======== DATASET ENTRIES
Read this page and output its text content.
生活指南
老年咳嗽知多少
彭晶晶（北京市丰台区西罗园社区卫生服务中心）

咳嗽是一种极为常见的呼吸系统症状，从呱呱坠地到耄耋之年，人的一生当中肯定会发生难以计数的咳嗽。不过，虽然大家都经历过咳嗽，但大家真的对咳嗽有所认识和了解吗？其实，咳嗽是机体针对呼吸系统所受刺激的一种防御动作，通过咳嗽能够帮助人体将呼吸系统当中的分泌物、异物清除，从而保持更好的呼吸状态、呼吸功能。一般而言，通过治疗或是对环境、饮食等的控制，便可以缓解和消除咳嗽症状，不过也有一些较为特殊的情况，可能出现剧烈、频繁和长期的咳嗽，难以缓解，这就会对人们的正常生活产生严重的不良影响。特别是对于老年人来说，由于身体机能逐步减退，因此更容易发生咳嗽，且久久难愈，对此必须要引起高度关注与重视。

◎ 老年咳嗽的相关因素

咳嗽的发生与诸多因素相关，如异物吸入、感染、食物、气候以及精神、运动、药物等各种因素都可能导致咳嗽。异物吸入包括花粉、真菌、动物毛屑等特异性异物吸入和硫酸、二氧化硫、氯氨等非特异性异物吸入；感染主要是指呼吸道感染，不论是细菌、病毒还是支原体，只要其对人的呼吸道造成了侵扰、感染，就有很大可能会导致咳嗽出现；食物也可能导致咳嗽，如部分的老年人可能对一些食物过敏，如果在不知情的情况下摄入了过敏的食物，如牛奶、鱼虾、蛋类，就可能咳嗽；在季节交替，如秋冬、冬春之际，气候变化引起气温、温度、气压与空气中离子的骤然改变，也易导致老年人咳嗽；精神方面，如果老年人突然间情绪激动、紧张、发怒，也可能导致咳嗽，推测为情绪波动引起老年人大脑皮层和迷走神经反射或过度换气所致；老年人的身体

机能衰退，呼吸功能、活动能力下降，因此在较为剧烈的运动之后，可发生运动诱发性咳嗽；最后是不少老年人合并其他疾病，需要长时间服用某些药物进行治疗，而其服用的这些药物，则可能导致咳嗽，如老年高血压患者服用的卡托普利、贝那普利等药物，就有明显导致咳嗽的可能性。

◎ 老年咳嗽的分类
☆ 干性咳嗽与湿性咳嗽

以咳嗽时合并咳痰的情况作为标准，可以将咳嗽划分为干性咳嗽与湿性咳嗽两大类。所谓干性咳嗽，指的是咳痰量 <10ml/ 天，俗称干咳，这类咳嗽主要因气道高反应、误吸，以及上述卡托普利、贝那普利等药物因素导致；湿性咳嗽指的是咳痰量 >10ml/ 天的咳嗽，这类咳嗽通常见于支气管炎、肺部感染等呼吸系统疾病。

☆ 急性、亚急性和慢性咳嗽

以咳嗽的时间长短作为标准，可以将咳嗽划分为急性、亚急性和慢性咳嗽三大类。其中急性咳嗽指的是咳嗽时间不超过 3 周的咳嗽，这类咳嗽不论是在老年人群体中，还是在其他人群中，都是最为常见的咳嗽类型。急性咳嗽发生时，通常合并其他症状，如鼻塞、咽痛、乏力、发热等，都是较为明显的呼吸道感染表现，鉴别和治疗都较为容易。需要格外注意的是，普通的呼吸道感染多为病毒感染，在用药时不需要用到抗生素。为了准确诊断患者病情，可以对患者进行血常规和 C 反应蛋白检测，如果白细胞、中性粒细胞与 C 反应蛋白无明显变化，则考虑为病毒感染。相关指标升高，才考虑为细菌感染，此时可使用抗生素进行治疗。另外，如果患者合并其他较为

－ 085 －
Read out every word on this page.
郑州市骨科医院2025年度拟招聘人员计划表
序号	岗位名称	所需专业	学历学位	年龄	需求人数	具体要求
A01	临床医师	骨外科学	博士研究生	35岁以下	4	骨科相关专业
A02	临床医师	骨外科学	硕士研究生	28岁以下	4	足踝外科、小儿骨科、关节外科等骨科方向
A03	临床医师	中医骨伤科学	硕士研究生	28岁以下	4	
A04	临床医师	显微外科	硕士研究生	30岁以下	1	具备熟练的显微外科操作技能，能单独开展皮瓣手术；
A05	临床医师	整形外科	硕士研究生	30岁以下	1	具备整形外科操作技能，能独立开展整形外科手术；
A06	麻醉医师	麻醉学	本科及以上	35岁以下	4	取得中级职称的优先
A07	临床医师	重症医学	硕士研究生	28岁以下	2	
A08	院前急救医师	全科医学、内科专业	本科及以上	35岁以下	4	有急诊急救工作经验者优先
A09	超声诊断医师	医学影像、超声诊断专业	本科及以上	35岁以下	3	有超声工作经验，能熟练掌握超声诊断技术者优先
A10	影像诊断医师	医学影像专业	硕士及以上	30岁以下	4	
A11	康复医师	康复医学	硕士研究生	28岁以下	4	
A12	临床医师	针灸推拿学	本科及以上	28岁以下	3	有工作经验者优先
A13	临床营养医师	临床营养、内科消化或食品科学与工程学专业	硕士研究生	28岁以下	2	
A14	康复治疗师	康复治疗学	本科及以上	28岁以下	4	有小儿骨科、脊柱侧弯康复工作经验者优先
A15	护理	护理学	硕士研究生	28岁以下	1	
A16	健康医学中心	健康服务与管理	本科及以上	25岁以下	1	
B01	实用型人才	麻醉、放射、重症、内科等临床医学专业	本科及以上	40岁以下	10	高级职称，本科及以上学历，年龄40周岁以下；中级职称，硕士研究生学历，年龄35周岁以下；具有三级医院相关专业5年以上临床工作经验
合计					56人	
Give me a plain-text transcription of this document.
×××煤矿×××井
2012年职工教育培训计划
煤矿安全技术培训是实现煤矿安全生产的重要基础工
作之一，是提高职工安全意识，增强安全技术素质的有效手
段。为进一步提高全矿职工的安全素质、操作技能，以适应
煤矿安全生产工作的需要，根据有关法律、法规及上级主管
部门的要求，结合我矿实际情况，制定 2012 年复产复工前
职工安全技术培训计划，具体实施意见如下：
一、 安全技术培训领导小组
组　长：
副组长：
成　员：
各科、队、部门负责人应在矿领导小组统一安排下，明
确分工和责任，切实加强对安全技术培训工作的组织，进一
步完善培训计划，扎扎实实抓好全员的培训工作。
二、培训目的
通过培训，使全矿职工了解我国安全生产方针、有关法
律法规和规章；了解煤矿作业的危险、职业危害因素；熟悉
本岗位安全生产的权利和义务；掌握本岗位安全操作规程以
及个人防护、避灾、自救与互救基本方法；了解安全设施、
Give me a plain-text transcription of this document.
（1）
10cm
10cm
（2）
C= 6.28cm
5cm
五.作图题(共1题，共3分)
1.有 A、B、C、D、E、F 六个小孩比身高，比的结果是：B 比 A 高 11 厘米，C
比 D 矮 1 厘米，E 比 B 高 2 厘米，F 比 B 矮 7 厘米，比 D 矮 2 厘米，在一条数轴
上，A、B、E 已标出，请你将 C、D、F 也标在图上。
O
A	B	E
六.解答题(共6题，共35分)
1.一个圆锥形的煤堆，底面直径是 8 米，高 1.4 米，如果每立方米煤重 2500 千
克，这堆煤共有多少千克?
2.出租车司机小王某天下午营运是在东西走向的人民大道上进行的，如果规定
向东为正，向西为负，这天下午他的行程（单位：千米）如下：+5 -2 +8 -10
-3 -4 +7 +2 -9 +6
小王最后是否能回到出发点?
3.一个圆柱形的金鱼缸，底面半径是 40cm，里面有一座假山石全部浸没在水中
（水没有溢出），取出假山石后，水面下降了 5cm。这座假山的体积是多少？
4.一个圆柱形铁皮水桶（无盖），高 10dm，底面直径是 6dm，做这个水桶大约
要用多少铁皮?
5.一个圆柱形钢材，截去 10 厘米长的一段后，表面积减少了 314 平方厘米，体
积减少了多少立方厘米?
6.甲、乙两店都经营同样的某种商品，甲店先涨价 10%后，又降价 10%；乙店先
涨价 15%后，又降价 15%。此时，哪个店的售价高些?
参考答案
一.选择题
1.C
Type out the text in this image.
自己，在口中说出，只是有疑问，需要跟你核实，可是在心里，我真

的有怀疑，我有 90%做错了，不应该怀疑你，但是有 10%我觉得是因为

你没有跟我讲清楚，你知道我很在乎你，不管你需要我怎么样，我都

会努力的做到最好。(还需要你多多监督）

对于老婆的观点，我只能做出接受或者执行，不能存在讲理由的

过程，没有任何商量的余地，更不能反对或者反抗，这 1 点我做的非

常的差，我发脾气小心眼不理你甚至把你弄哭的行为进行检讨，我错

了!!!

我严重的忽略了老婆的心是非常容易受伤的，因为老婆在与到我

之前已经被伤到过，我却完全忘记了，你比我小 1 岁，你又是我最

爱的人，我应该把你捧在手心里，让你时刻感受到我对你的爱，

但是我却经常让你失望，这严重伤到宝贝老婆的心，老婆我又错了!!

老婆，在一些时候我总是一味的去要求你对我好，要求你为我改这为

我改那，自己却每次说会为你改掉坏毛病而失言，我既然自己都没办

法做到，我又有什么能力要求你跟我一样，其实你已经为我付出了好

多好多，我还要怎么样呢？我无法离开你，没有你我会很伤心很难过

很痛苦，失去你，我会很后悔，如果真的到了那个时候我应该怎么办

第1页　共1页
================
TASK TO CARRY OUT: Search the lines above for the string "Read" and copy each line that has it.

FINAL RESULT:
Read this page and output its text content.
Read out every word on this page.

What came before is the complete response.